**Aim:**
Count, in the entries, the lines with "actividades". Answer with the number only.

● ● ● ● ● ● ●

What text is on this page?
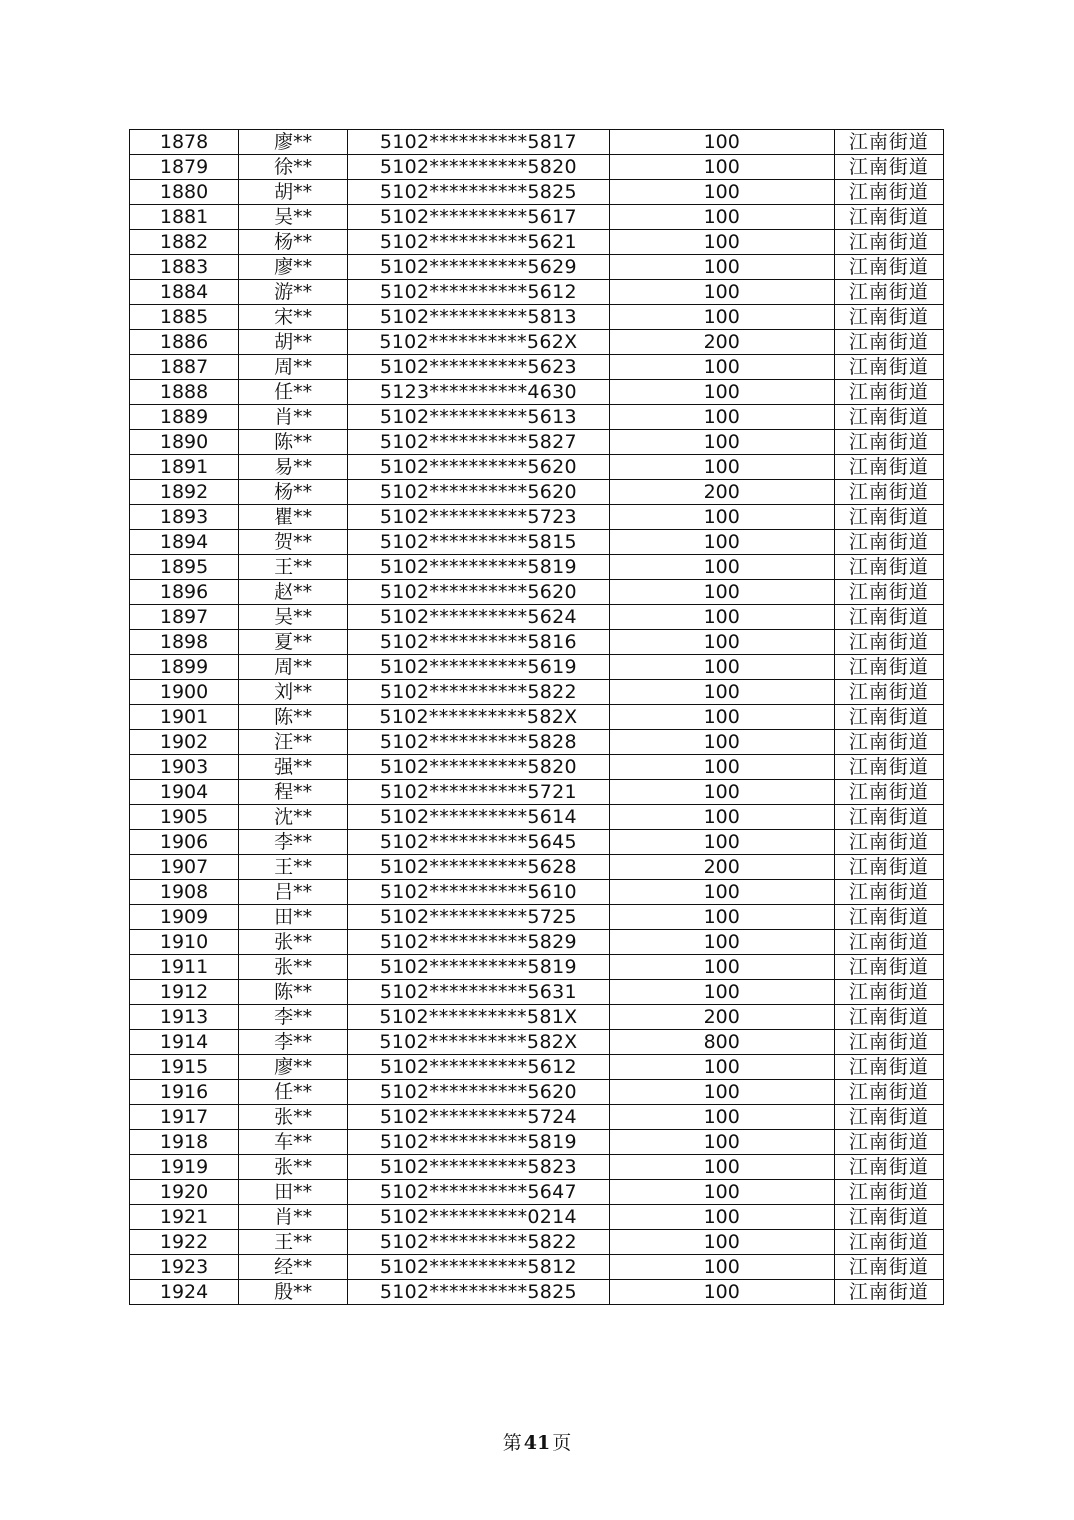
1878	廖**	5102**********5817	100	江南街道
1879	徐**	5102**********5820	100	江南街道
1880	胡**	5102**********5825	100	江南街道
1881	吴**	5102**********5617	100	江南街道
1882	杨**	5102**********5621	100	江南街道
1883	廖**	5102**********5629	100	江南街道
1884	游**	5102**********5612	100	江南街道
1885	宋**	5102**********5813	100	江南街道
1886	胡**	5102**********562X	200	江南街道
1887	周**	5102**********5623	100	江南街道
1888	任**	5123**********4630	100	江南街道
1889	肖**	5102**********5613	100	江南街道
1890	陈**	5102**********5827	100	江南街道
1891	易**	5102**********5620	100	江南街道
1892	杨**	5102**********5620	200	江南街道
1893	瞿**	5102**********5723	100	江南街道
1894	贺**	5102**********5815	100	江南街道
1895	王**	5102**********5819	100	江南街道
1896	赵**	5102**********5620	100	江南街道
1897	吴**	5102**********5624	100	江南街道
1898	夏**	5102**********5816	100	江南街道
1899	周**	5102**********5619	100	江南街道
1900	刘**	5102**********5822	100	江南街道
1901	陈**	5102**********582X	100	江南街道
1902	汪**	5102**********5828	100	江南街道
1903	强**	5102**********5820	100	江南街道
1904	程**	5102**********5721	100	江南街道
1905	沈**	5102**********5614	100	江南街道
1906	李**	5102**********5645	100	江南街道
1907	王**	5102**********5628	200	江南街道
1908	吕**	5102**********5610	100	江南街道
1909	田**	5102**********5725	100	江南街道
1910	张**	5102**********5829	100	江南街道
1911	张**	5102**********5819	100	江南街道
1912	陈**	5102**********5631	100	江南街道
1913	李**	5102**********581X	200	江南街道
1914	李**	5102**********582X	800	江南街道
1915	廖**	5102**********5612	100	江南街道
1916	任**	5102**********5620	100	江南街道
1917	张**	5102**********5724	100	江南街道
1918	车**	5102**********5819	100	江南街道
1919	张**	5102**********5823	100	江南街道
1920	田**	5102**********5647	100	江南街道
1921	肖**	5102**********0214	100	江南街道
1922	王**	5102**********5822	100	江南街道
1923	经**	5102**********5812	100	江南街道
1924	殷**	5102**********5825	100	江南街道
第 41 页
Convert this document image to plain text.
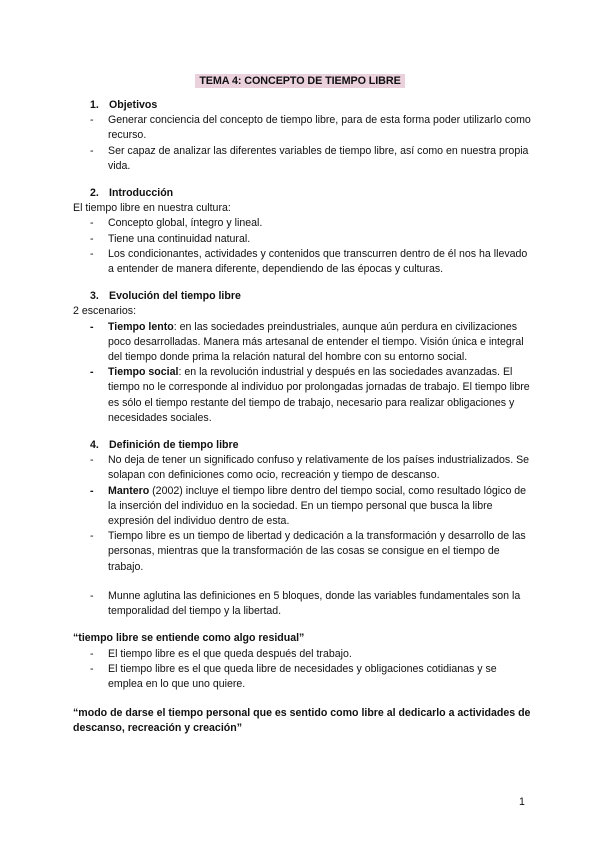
TEMA 4: CONCEPTO DE TIEMPO LIBRE
1. Objetivos
- Generar conciencia del concepto de tiempo libre, para de esta forma poder utilizarlo como recurso.
- Ser capaz de analizar las diferentes variables de tiempo libre, así como en nuestra propia vida.
2. Introducción

El tiempo libre en nuestra cultura:

- Concepto global, íntegro y lineal.
- Tiene una continuidad natural.
- Los condicionantes, actividades y contenidos que transcurren dentro de él nos ha llevado a entender de manera diferente, dependiendo de las épocas y culturas.
3. Evolución del tiempo libre

2 escenarios:

- Tiempo lento: en las sociedades preindustriales, aunque aún perdura en civilizaciones poco desarrolladas. Manera más artesanal de entender el tiempo. Visión única e integral del tiempo donde prima la relación natural del hombre con su entorno social.
- Tiempo social: en la revolución industrial y después en las sociedades avanzadas. El tiempo no le corresponde al individuo por prolongadas jornadas de trabajo. El tiempo libre es sólo el tiempo restante del tiempo de trabajo, necesario para realizar obligaciones y necesidades sociales.
4. Definición de tiempo libre
- No deja de tener un significado confuso y relativamente de los países industrializados. Se solapan con definiciones como ocio, recreación y tiempo de descanso.
- Mantero (2002) incluye el tiempo libre dentro del tiempo social, como resultado lógico de la inserción del individuo en la sociedad. En un tiempo personal que busca la libre expresión del individuo dentro de esta.
- Tiempo libre es un tiempo de libertad y dedicación a la transformación y desarrollo de las personas, mientras que la transformación de las cosas se consigue en el tiempo de trabajo.
- Munne aglutina las definiciones en 5 bloques, donde las variables fundamentales son la temporalidad del tiempo y la libertad.
“tiempo libre se entiende como algo residual”
- El tiempo libre es el que queda después del trabajo.
- El tiempo libre es el que queda libre de necesidades y obligaciones cotidianas y se emplea en lo que uno quiere.
“modo de darse el tiempo personal que es sentido como libre al dedicarlo a actividades de descanso, recreación y creación”
1
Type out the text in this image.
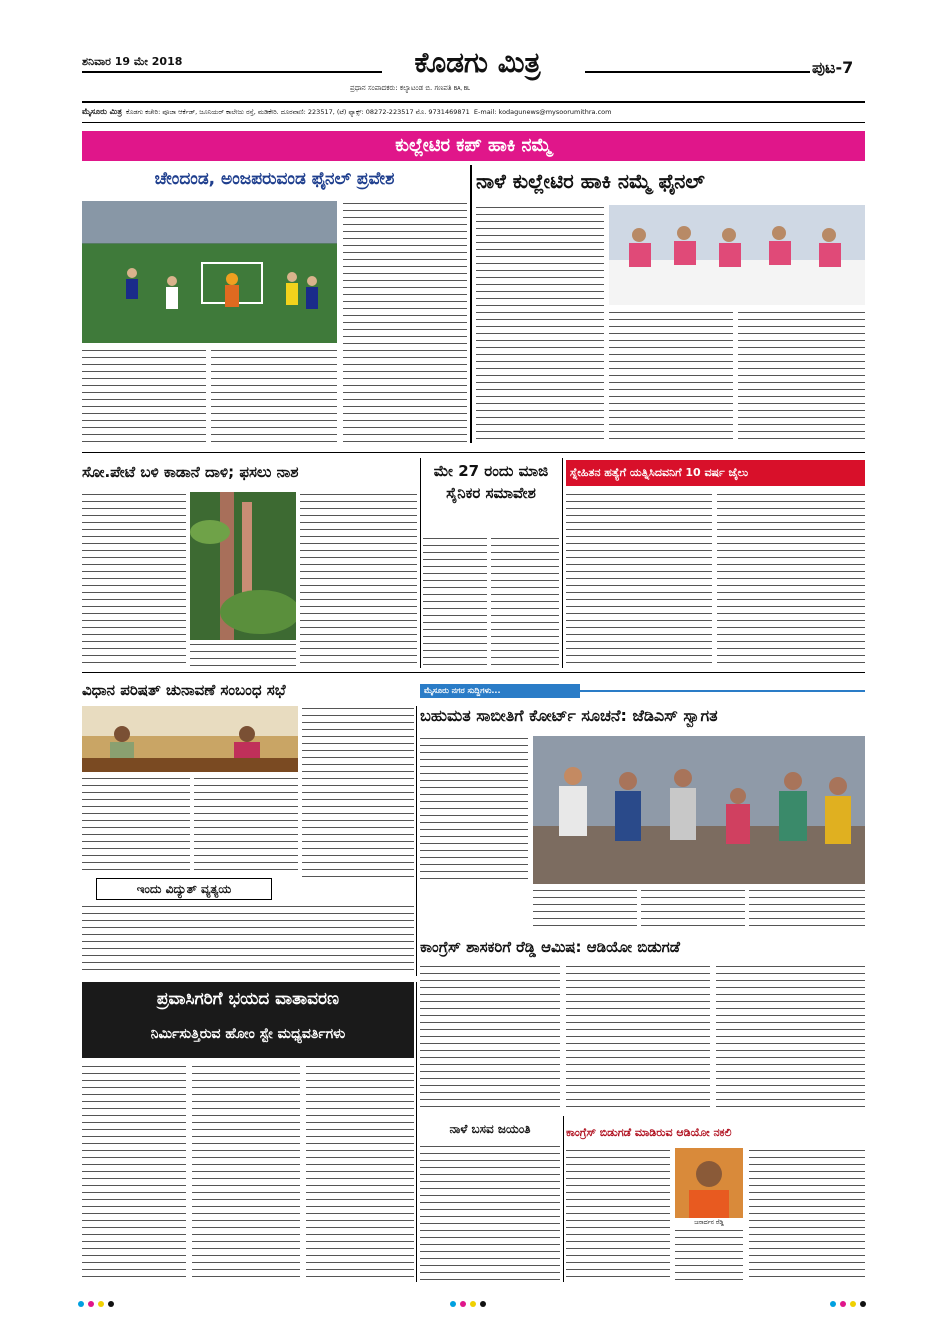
ಶನಿವಾರ 19 ಮೇ 2018	ಕೊಡಗು ಮಿತ್ರ
ಪ್ರಧಾನ ಸಂಪಾದಕರು: ಕಲ್ಯಾಟಂಡ ಬಿ. ಗಣಪತಿ BA, BL
ಪುಟ-7
ಮೈಸೂರು ಮಿತ್ರ ಕೊಡಗು ಕಚೇರಿ: ಪೂಜಾ ಆರ್ಕೆಡ್, ಜೂನಿಯರ್ ಕಾಲೇಜು ರಸ್ತೆ, ಮಡಿಕೇರಿ. ದೂರವಾಣಿ: 223517, (ಟೆ) ಫ್ಯಾಕ್ಸ್: 08272-223517 ಮೊ. 9731469871 E-mail: kodagunews@mysoorumithra.com
ಕುಲ್ಲೇಟಿರ ಕಪ್ ಹಾಕಿ ನಮ್ಮೆ
ಚೇಂದಂಡ, ಅಂಜಪರುವಂಡ ಫೈನಲ್ ಪ್ರವೇಶ	ನಾಳೆ ಕುಲ್ಲೇಟಿರ ಹಾಕಿ ನಮ್ಮೆ ಫೈನಲ್
ಸೋ.ಪೇಟೆ ಬಳಿ ಕಾಡಾನೆ ದಾಳಿ; ಫಸಲು ನಾಶ	ಮೇ 27 ರಂದು ಮಾಜಿ ಸೈನಿಕರ ಸಮಾವೇಶ
ಸ್ನೇಹಿತನ ಹತ್ಯೆಗೆ ಯತ್ನಿಸಿದವನಿಗೆ 10 ವರ್ಷ ಜೈಲು
ವಿಧಾನ ಪರಿಷತ್ ಚುನಾವಣೆ ಸಂಬಂಧ ಸಭೆ	ಮೈಸೂರು ನಗರ ಸುದ್ದಿಗಳು...
ಬಹುಮತ ಸಾಬೀತಿಗೆ ಕೋರ್ಟ್ ಸೂಚನೆ: ಜೆಡಿಎಸ್ ಸ್ವಾಗತ
ಇಂದು ವಿದ್ಯುತ್ ವ್ಯತ್ಯಯ
ಕಾಂಗ್ರೆಸ್ ಶಾಸಕರಿಗೆ ರೆಡ್ಡಿ ಆಮಿಷ: ಆಡಿಯೋ ಬಿಡುಗಡೆ
ಪ್ರವಾಸಿಗರಿಗೆ ಭಯದ ವಾತಾವರಣ
ನಿರ್ಮಿಸುತ್ತಿರುವ ಹೋಂ ಸ್ಟೇ ಮಧ್ಯವರ್ತಿಗಳು
ನಾಳೆ ಬಸವ ಜಯಂತಿ	ಕಾಂಗ್ರೆಸ್ ಬಿಡುಗಡೆ ಮಾಡಿರುವ ಆಡಿಯೋ ನಕಲಿ
ಜನಾರ್ದನ ರೆಡ್ಡಿ
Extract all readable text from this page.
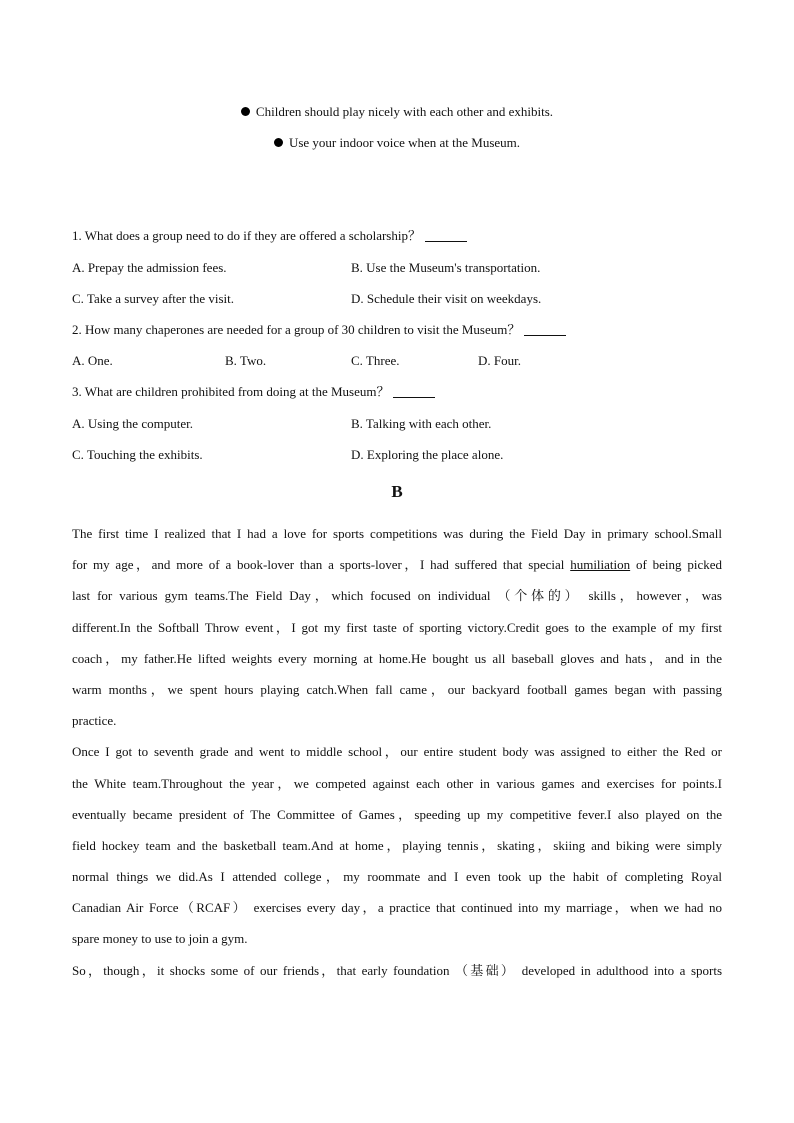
Children should play nicely with each other and exhibits.
Use your indoor voice when at the Museum.
1. What does a group need to do if they are offered a scholarship？
A. Prepay the admission fees.	B. Use the Museum's transportation.
C. Take a survey after the visit.	D. Schedule their visit on weekdays.
2. How many chaperones are needed for a group of 30 children to visit the Museum？
A. One.	B. Two.	C. Three.	D. Four.
3. What are children prohibited from doing at the Museum？
A. Using the computer.	B. Talking with each other.
C. Touching the exhibits.	D. Exploring the place alone.
B
The first time I realized that I had a love for sports competitions was during the Field Day in primary school.Small
for my age，and more of a book-lover than a sports-lover，I had suffered that special humiliation of being picked
last for various gym teams.The Field Day，which focused on individual （个体的） skills，however，was
different.In the Softball Throw event，I got my first taste of sporting victory.Credit goes to the example of my first
coach，my father.He lifted weights every morning at home.He bought us all baseball gloves and hats，and in the
warm months，we spent hours playing catch.When fall came，our backyard football games began with passing
practice.
Once I got to seventh grade and went to middle school，our entire student body was assigned to either the Red or
the White team.Throughout the year，we competed against each other in various games and exercises for points.I
eventually became president of The Committee of Games，speeding up my competitive fever.I also played on the
field hockey team and the basketball team.And at home，playing tennis，skating，skiing and biking were simply
normal things we did.As I attended college，my roommate and I even took up the habit of completing Royal
Canadian Air Force（RCAF） exercises every day，a practice that continued into my marriage，when we had no
spare money to use to join a gym.
So，though，it shocks some of our friends，that early foundation （基础） developed in adulthood into a sports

● ● ● ● ● ● ●

**Answer:**
2